◆ DATA LISTING
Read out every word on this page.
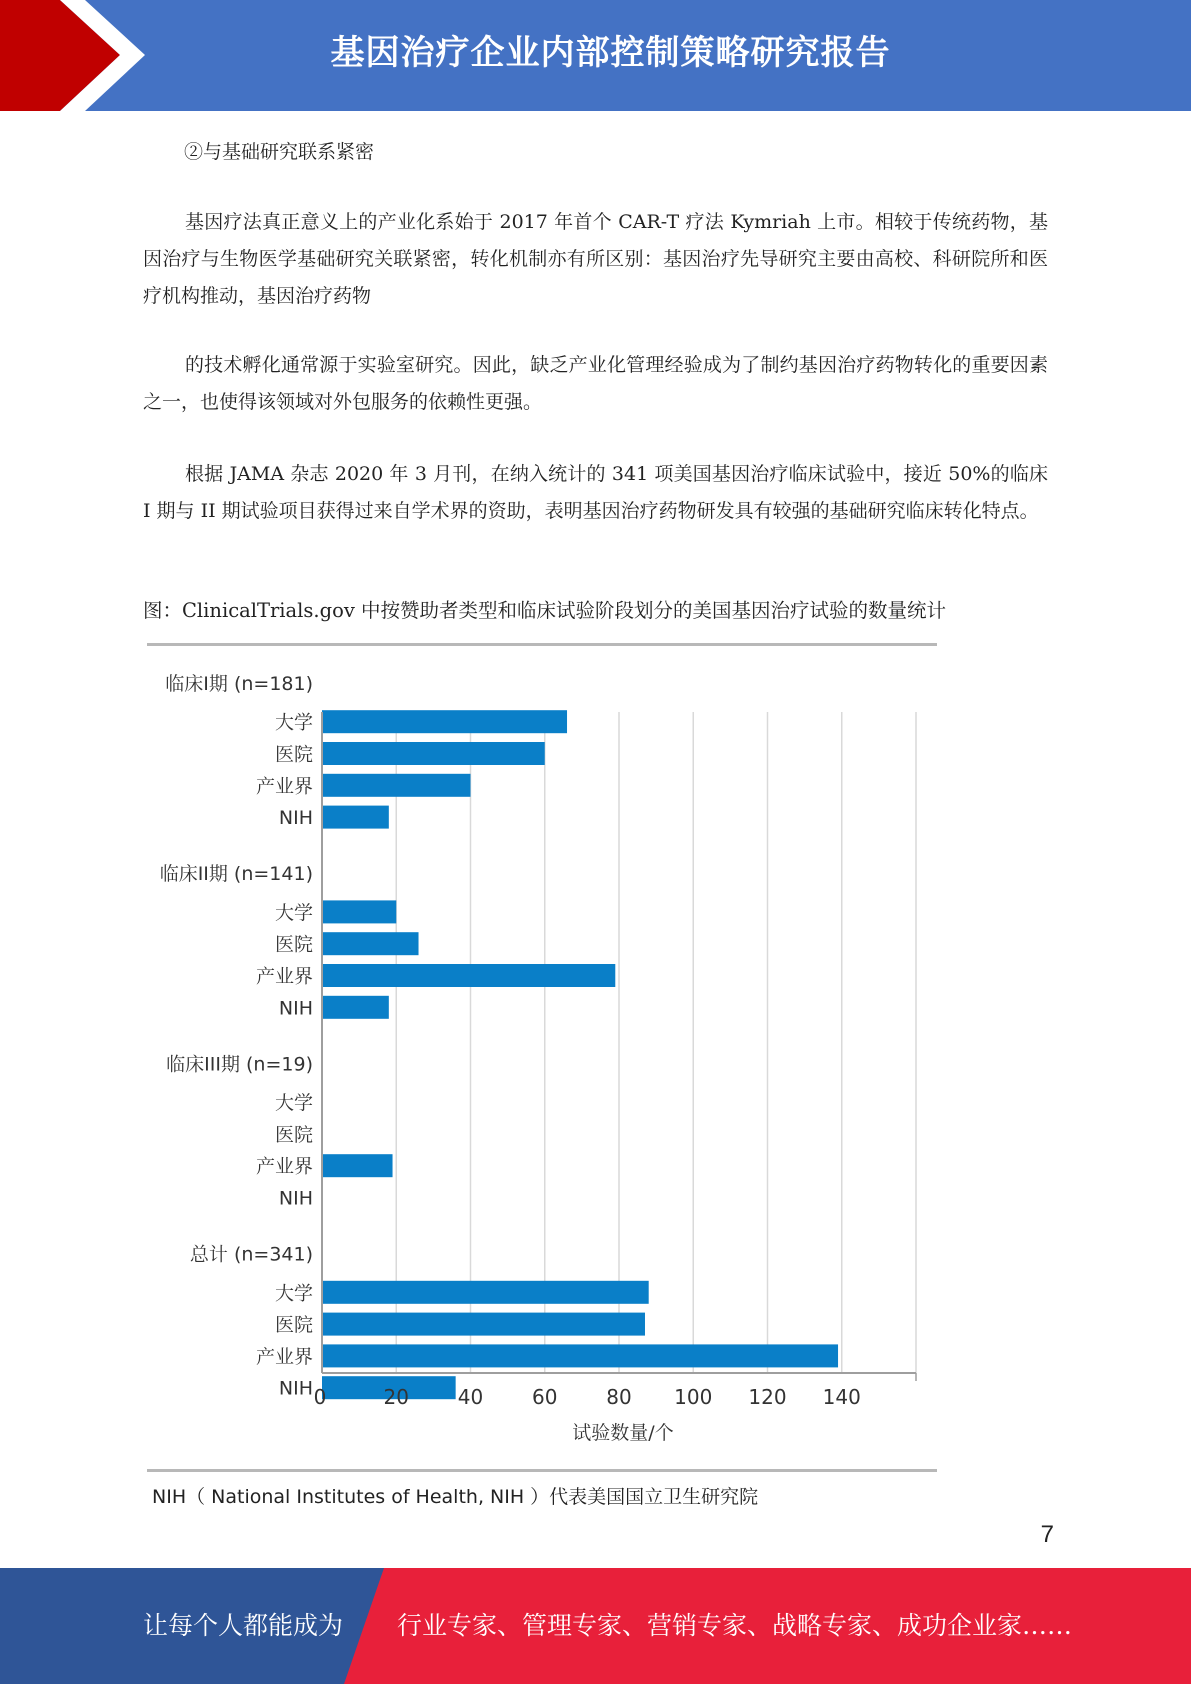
基因治疗企业内部控制策略研究报告
②与基础研究联系紧密

基因疗法真正意义上的产业化系始于 2017 年首个 CAR-T 疗法 Kymriah 上市。相较于传统药物，基因治疗与生物医学基础研究关联紧密，转化机制亦有所区别：基因治疗先导研究主要由高校、科研院所和医疗机构推动，基因治疗药物

的技术孵化通常源于实验室研究。因此，缺乏产业化管理经验成为了制约基因治疗药物转化的重要因素之一，也使得该领域对外包服务的依赖性更强。

根据 JAMA 杂志 2020 年 3 月刊，在纳入统计的 341 项美国基因治疗临床试验中，接近 50%的临床 I 期与 II 期试验项目获得过来自学术界的资助，表明基因治疗药物研发具有较强的基础研究临床转化特点。

图：ClinicalTrials.gov 中按赞助者类型和临床试验阶段划分的美国基因治疗试验的数量统计
临床I期 (n=181)
大学
医院
产业界
NIH
临床II期 (n=141)
大学
医院
产业界
NIH
临床III期 (n=19)
大学
医院
产业界
NIH
总计 (n=341)
大学
医院
产业界
NIH 0	20 40 60 80 100 120 140
试验数量/个
NIH（ National Institutes of Health, NIH ）代表美国国立卫生研究院
7
让每个人都能成为 行业专家、管理专家、营销专家、战略专家、成功企业家……
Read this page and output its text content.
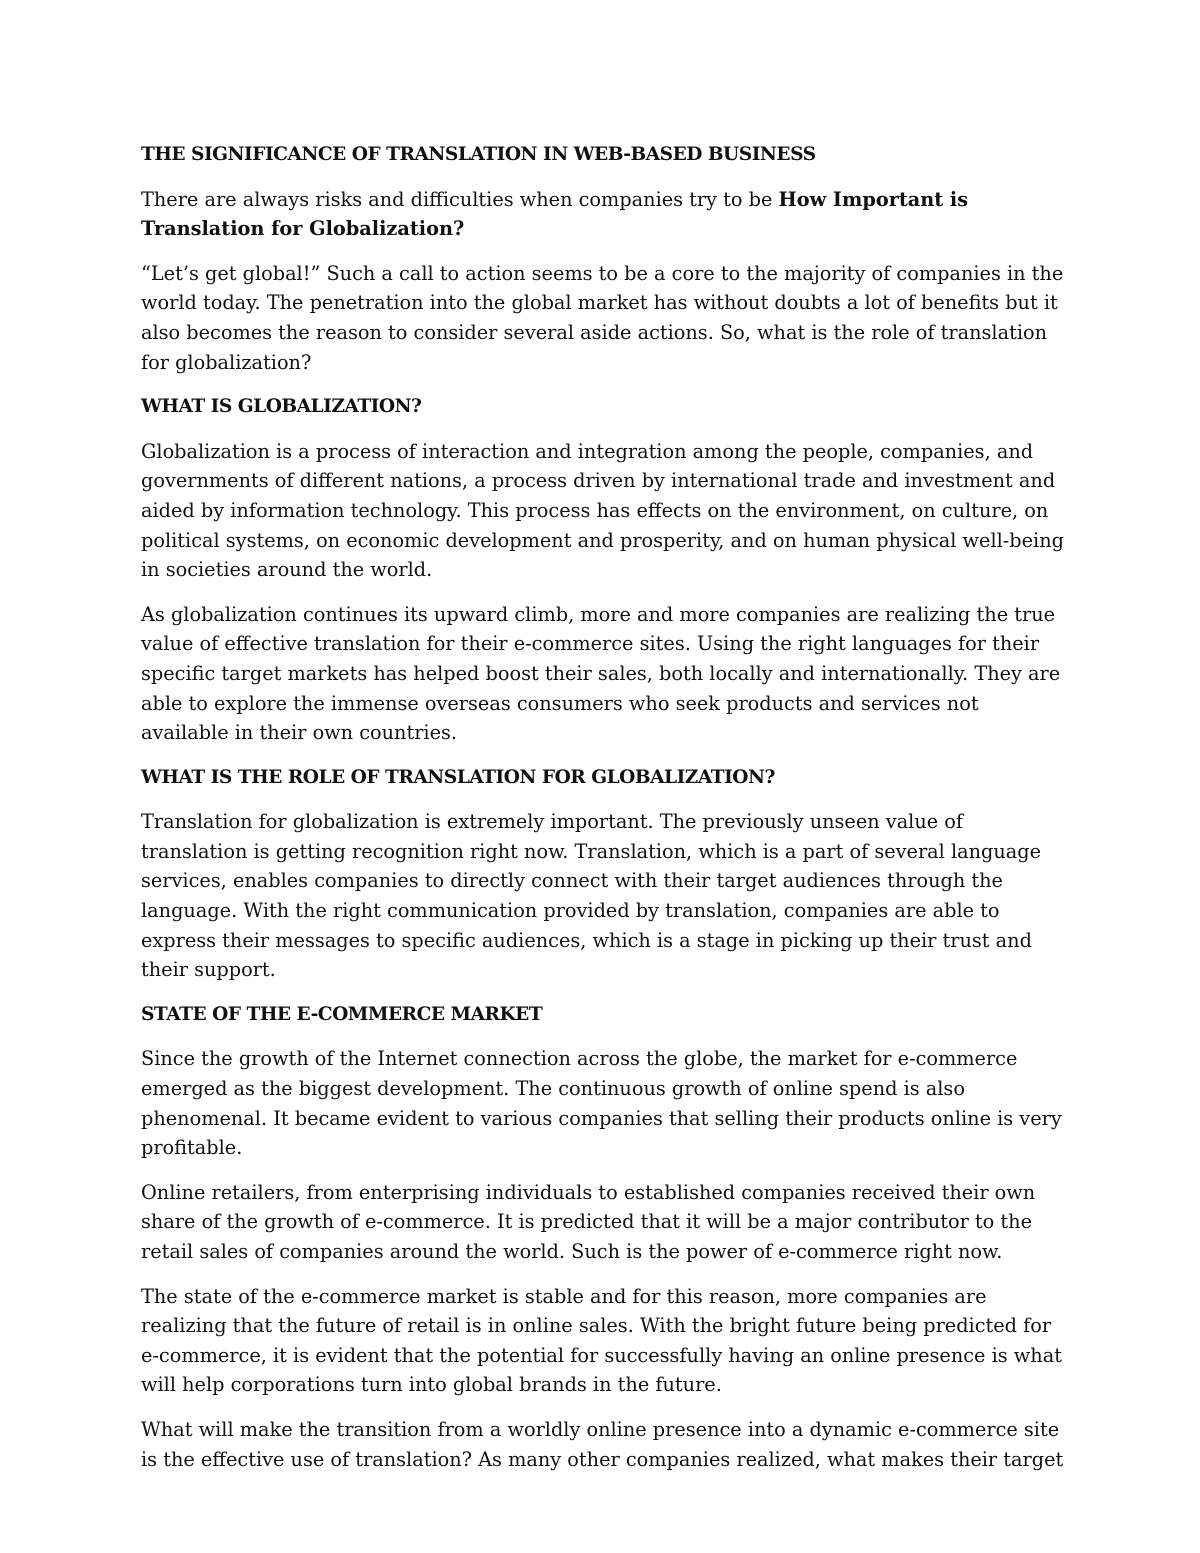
THE SIGNIFICANCE OF TRANSLATION IN WEB-BASED BUSINESS

There are always risks and difficulties when companies try to be How Important is Translation for Globalization?

“Let’s get global!” Such a call to action seems to be a core to the majority of companies in the world today. The penetration into the global market has without doubts a lot of benefits but it also becomes the reason to consider several aside actions. So, what is the role of translation for globalization?

WHAT IS GLOBALIZATION?

Globalization is a process of interaction and integration among the people, companies, and governments of different nations, a process driven by international trade and investment and aided by information technology. This process has effects on the environment, on culture, on political systems, on economic development and prosperity, and on human physical well-being in societies around the world.

As globalization continues its upward climb, more and more companies are realizing the true value of effective translation for their e-commerce sites. Using the right languages for their specific target markets has helped boost their sales, both locally and internationally. They are able to explore the immense overseas consumers who seek products and services not available in their own countries.

WHAT IS THE ROLE OF TRANSLATION FOR GLOBALIZATION?

Translation for globalization is extremely important. The previously unseen value of translation is getting recognition right now. Translation, which is a part of several language services, enables companies to directly connect with their target audiences through the language. With the right communication provided by translation, companies are able to express their messages to specific audiences, which is a stage in picking up their trust and their support.

STATE OF THE E-COMMERCE MARKET

Since the growth of the Internet connection across the globe, the market for e-commerce emerged as the biggest development. The continuous growth of online spend is also phenomenal. It became evident to various companies that selling their products online is very profitable.

Online retailers, from enterprising individuals to established companies received their own share of the growth of e-commerce. It is predicted that it will be a major contributor to the retail sales of companies around the world. Such is the power of e-commerce right now.

The state of the e-commerce market is stable and for this reason, more companies are realizing that the future of retail is in online sales. With the bright future being predicted for e-commerce, it is evident that the potential for successfully having an online presence is what will help corporations turn into global brands in the future.

What will make the transition from a worldly online presence into a dynamic e-commerce site is the effective use of translation? As many other companies realized, what makes their target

◆ TASK DETAILS
Restate the whole listing above exactly, except for its images.

◆ CORRECT RESULT
Read out every word on this page.
基因治疗企业内部控制策略研究报告
②与基础研究联系紧密

基因疗法真正意义上的产业化系始于 2017 年首个 CAR-T 疗法 Kymriah 上市。相较于传统药物，基因治疗与生物医学基础研究关联紧密，转化机制亦有所区别：基因治疗先导研究主要由高校、科研院所和医疗机构推动，基因治疗药物

的技术孵化通常源于实验室研究。因此，缺乏产业化管理经验成为了制约基因治疗药物转化的重要因素之一，也使得该领域对外包服务的依赖性更强。

根据 JAMA 杂志 2020 年 3 月刊，在纳入统计的 341 项美国基因治疗临床试验中，接近 50%的临床 I 期与 II 期试验项目获得过来自学术界的资助，表明基因治疗药物研发具有较强的基础研究临床转化特点。

图：ClinicalTrials.gov 中按赞助者类型和临床试验阶段划分的美国基因治疗试验的数量统计
临床I期 (n=181)
大学
医院
产业界
NIH
临床II期 (n=141)
大学
医院
产业界
NIH
临床III期 (n=19)
大学
医院
产业界
NIH
总计 (n=341)
大学
医院
产业界
NIH 0	20 40 60 80 100 120 140
试验数量/个
NIH（ National Institutes of Health, NIH ）代表美国国立卫生研究院
7
让每个人都能成为 行业专家、管理专家、营销专家、战略专家、成功企业家……
Read this page and output its text content.
THE SIGNIFICANCE OF TRANSLATION IN WEB-BASED BUSINESS

There are always risks and difficulties when companies try to be How Important is Translation for Globalization?

“Let’s get global!” Such a call to action seems to be a core to the majority of companies in the world today. The penetration into the global market has without doubts a lot of benefits but it also becomes the reason to consider several aside actions. So, what is the role of translation for globalization?

WHAT IS GLOBALIZATION?

Globalization is a process of interaction and integration among the people, companies, and governments of different nations, a process driven by international trade and investment and aided by information technology. This process has effects on the environment, on culture, on political systems, on economic development and prosperity, and on human physical well-being in societies around the world.

As globalization continues its upward climb, more and more companies are realizing the true value of effective translation for their e-commerce sites. Using the right languages for their specific target markets has helped boost their sales, both locally and internationally. They are able to explore the immense overseas consumers who seek products and services not available in their own countries.

WHAT IS THE ROLE OF TRANSLATION FOR GLOBALIZATION?

Translation for globalization is extremely important. The previously unseen value of translation is getting recognition right now. Translation, which is a part of several language services, enables companies to directly connect with their target audiences through the language. With the right communication provided by translation, companies are able to express their messages to specific audiences, which is a stage in picking up their trust and their support.

STATE OF THE E-COMMERCE MARKET

Since the growth of the Internet connection across the globe, the market for e-commerce emerged as the biggest development. The continuous growth of online spend is also phenomenal. It became evident to various companies that selling their products online is very profitable.

Online retailers, from enterprising individuals to established companies received their own share of the growth of e-commerce. It is predicted that it will be a major contributor to the retail sales of companies around the world. Such is the power of e-commerce right now.

The state of the e-commerce market is stable and for this reason, more companies are realizing that the future of retail is in online sales. With the bright future being predicted for e-commerce, it is evident that the potential for successfully having an online presence is what will help corporations turn into global brands in the future.

What will make the transition from a worldly online presence into a dynamic e-commerce site is the effective use of translation? As many other companies realized, what makes their target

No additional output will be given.